Repeat the data verbatim, from the line containing "44, 491, 66]" through the line containing "22, 154, 40]", inclusive.

---------------

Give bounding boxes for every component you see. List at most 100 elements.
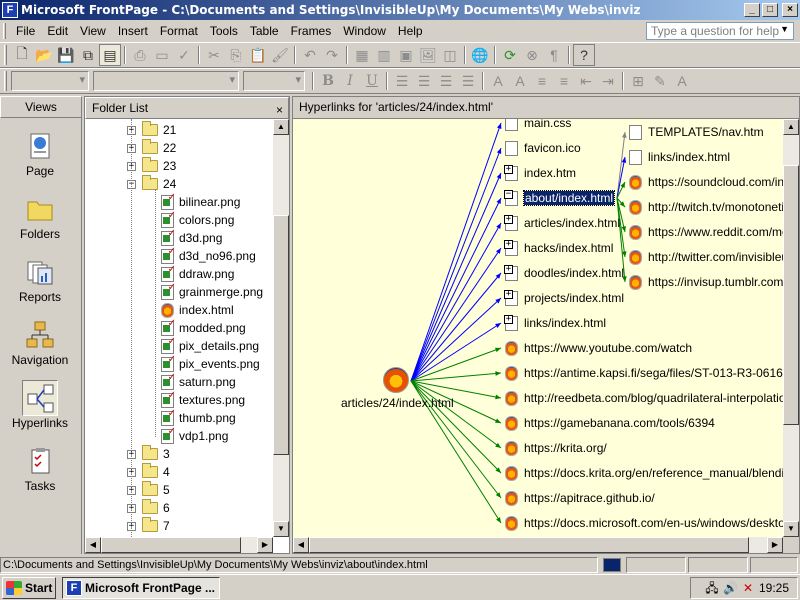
hyperlink-icon[interactable]: 🌐	[469, 44, 491, 66]
chevron-down-icon[interactable]: ▼	[780, 24, 789, 34]
hyperlink-node[interactable]: http://twitter.com/invisibleup	[629, 248, 783, 266]
insert-table-icon[interactable]: ▥	[373, 44, 395, 66]
view-navigation[interactable]: Navigation	[0, 315, 80, 377]
scroll-right-icon[interactable]: ▶	[767, 537, 783, 553]
hyperlink-node[interactable]: + doodles/index.html	[504, 264, 624, 282]
web-component-icon[interactable]: ▦	[351, 44, 373, 66]
menu-insert[interactable]: Insert	[112, 22, 154, 40]
menu-window[interactable]: Window	[337, 22, 392, 40]
expand-icon[interactable]: +	[504, 239, 513, 249]
scroll-thumb[interactable]	[273, 215, 289, 455]
format-painter-icon[interactable]: 🖌	[269, 44, 291, 66]
menu-tools[interactable]: Tools	[204, 22, 244, 40]
hyperlink-node[interactable]: https://apitrace.github.io/	[505, 489, 655, 507]
toolbar-grip[interactable]	[4, 71, 7, 91]
folder-tree-item[interactable]: +7	[127, 517, 170, 535]
paste-icon[interactable]: 📋	[247, 44, 269, 66]
scroll-thumb-h[interactable]	[101, 537, 241, 553]
spelling-icon[interactable]: ✓	[173, 44, 195, 66]
scroll-left-icon[interactable]: ◀	[293, 537, 309, 553]
print-icon[interactable]: ⎙	[129, 44, 151, 66]
hyperlink-node[interactable]: main.css	[505, 119, 571, 132]
undo-icon[interactable]: ↶	[299, 44, 321, 66]
open-folder-icon[interactable]: 📂	[33, 44, 55, 66]
file-tree-item[interactable]: vdp1.png	[161, 426, 228, 445]
expand-icon[interactable]: +	[504, 264, 513, 274]
save-icon[interactable]: 💾	[55, 44, 77, 66]
ask-question-input[interactable]: Type a question for help ▼	[646, 22, 794, 40]
italic-icon[interactable]: I	[339, 70, 361, 92]
hyperlinks-hscroll[interactable]: ◀ ▶	[293, 537, 783, 553]
hyperlinks-canvas[interactable]: articles/24/index.html main.css favicon.i…	[293, 119, 783, 537]
network-icon[interactable]: 🖧	[705, 581, 719, 595]
refresh-icon[interactable]: ⟳	[499, 44, 521, 66]
view-hyperlinks[interactable]: Hyperlinks	[0, 378, 80, 440]
expand-icon[interactable]: +	[504, 164, 513, 174]
taskbar-frontpage-button[interactable]: F Microsoft FrontPage ...	[62, 577, 220, 599]
align-center-icon[interactable]: ☰	[413, 70, 435, 92]
hyperlink-node[interactable]: + index.htm	[504, 164, 576, 182]
hyperlink-node[interactable]: https://soundcloud.com/invisibleup	[629, 173, 783, 191]
collapse-icon[interactable]: −	[504, 189, 513, 199]
view-tasks[interactable]: Tasks	[0, 441, 80, 503]
hyperlink-node[interactable]: https://invisup.tumblr.com/	[629, 273, 783, 291]
scroll-up-icon[interactable]: ▲	[783, 119, 799, 135]
folder-list-toggle-icon[interactable]: ▤	[99, 44, 121, 66]
menu-grip[interactable]	[3, 23, 6, 39]
align-right-icon[interactable]: ☰	[435, 70, 457, 92]
scroll-down-icon[interactable]: ▼	[783, 521, 799, 537]
file-tree-item[interactable]: saturn.png	[161, 372, 236, 391]
volume-icon[interactable]: 🔊	[723, 581, 738, 595]
decrease-font-icon[interactable]: A	[509, 70, 531, 92]
folder-tree-item[interactable]: +23	[127, 157, 176, 175]
borders-icon[interactable]: ⊞	[627, 70, 649, 92]
cut-icon[interactable]: ✂	[203, 44, 225, 66]
new-page-icon[interactable]: 🗋	[11, 44, 33, 66]
expand-icon[interactable]: +	[504, 314, 513, 324]
expand-icon[interactable]: +	[504, 289, 513, 299]
decrease-indent-icon[interactable]: ⇤	[575, 70, 597, 92]
minimize-button[interactable]: _	[744, 3, 760, 17]
menu-table[interactable]: Table	[244, 22, 285, 40]
underline-icon[interactable]: U	[361, 70, 383, 92]
preview-icon[interactable]: ▭	[151, 44, 173, 66]
hyperlink-node[interactable]: https://www.youtube.com/watch	[505, 339, 692, 357]
file-tree-item[interactable]: colors.png	[161, 210, 234, 229]
folder-list-vscroll[interactable]: ▲ ▼	[273, 119, 289, 537]
numbering-icon[interactable]: ≡	[531, 70, 553, 92]
folder-tree-item[interactable]: +4	[127, 463, 170, 481]
expand-icon[interactable]: +	[504, 214, 513, 224]
scroll-down-icon[interactable]: ▼	[273, 521, 289, 537]
menu-edit[interactable]: Edit	[41, 22, 74, 40]
scroll-right-icon[interactable]: ▶	[257, 537, 273, 553]
insert-picture-icon[interactable]: 🖼	[417, 44, 439, 66]
scroll-left-icon[interactable]: ◀	[85, 537, 101, 553]
hyperlink-node[interactable]: https://krita.org/	[505, 439, 607, 457]
hyperlink-node[interactable]: https://gamebanana.com/tools/6394	[505, 414, 715, 432]
hyperlinks-vscroll[interactable]: ▲ ▼	[783, 119, 799, 537]
file-tree-item[interactable]: grainmerge.png	[161, 282, 263, 301]
align-left-icon[interactable]: ☰	[391, 70, 413, 92]
file-tree-item[interactable]: pix_events.png	[161, 354, 260, 373]
folder-list-hscroll[interactable]: ◀ ▶	[85, 537, 273, 553]
publish-web-icon[interactable]: ⧉	[77, 44, 99, 66]
scroll-thumb-h[interactable]	[309, 537, 749, 553]
hyperlink-node[interactable]: https://antime.kapsi.fi/sega/files/ST-01…	[505, 364, 783, 382]
folder-tree-item[interactable]: +22	[127, 139, 176, 157]
file-tree-item[interactable]: modded.png	[161, 318, 246, 337]
drawing-icon[interactable]: ◫	[439, 44, 461, 66]
insert-layer-icon[interactable]: ▣	[395, 44, 417, 66]
menu-help[interactable]: Help	[392, 22, 429, 40]
folder-list-close-icon[interactable]: ×	[276, 100, 283, 120]
view-page[interactable]: Page	[0, 126, 80, 188]
hyperlink-node[interactable]: + links/index.html	[504, 314, 606, 332]
file-tree-item[interactable]: index.html	[161, 301, 234, 319]
hyperlink-node[interactable]: http://twitch.tv/monotonetim	[629, 198, 783, 216]
font-combo[interactable]	[93, 71, 239, 91]
scroll-up-icon[interactable]: ▲	[273, 119, 289, 135]
file-tree-item[interactable]: thumb.png	[161, 408, 236, 427]
hyperlink-node[interactable]: favicon.ico	[505, 139, 581, 157]
bullets-icon[interactable]: ≡	[553, 70, 575, 92]
file-tree-item[interactable]: d3d.png	[161, 228, 222, 247]
close-button[interactable]: ×	[782, 3, 798, 17]
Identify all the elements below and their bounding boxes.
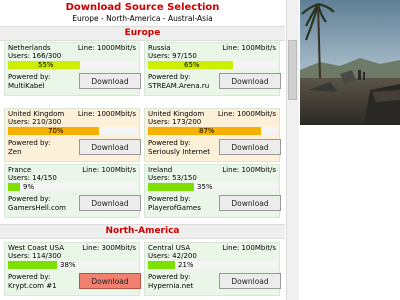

---------------

SOLUTION:
hyperlink-icon[interactable]: 🌐	[469, 44, 491, 66]
chevron-down-icon[interactable]: ▼	[780, 24, 789, 34]
hyperlink-node[interactable]: http://twitter.com/invisibleup	[629, 248, 783, 266]
insert-table-icon[interactable]: ▥	[373, 44, 395, 66]
view-navigation[interactable]: Navigation	[0, 315, 80, 377]
scroll-right-icon[interactable]: ▶	[767, 537, 783, 553]
hyperlink-node[interactable]: + doodles/index.html	[504, 264, 624, 282]
web-component-icon[interactable]: ▦	[351, 44, 373, 66]
menu-insert[interactable]: Insert	[112, 22, 154, 40]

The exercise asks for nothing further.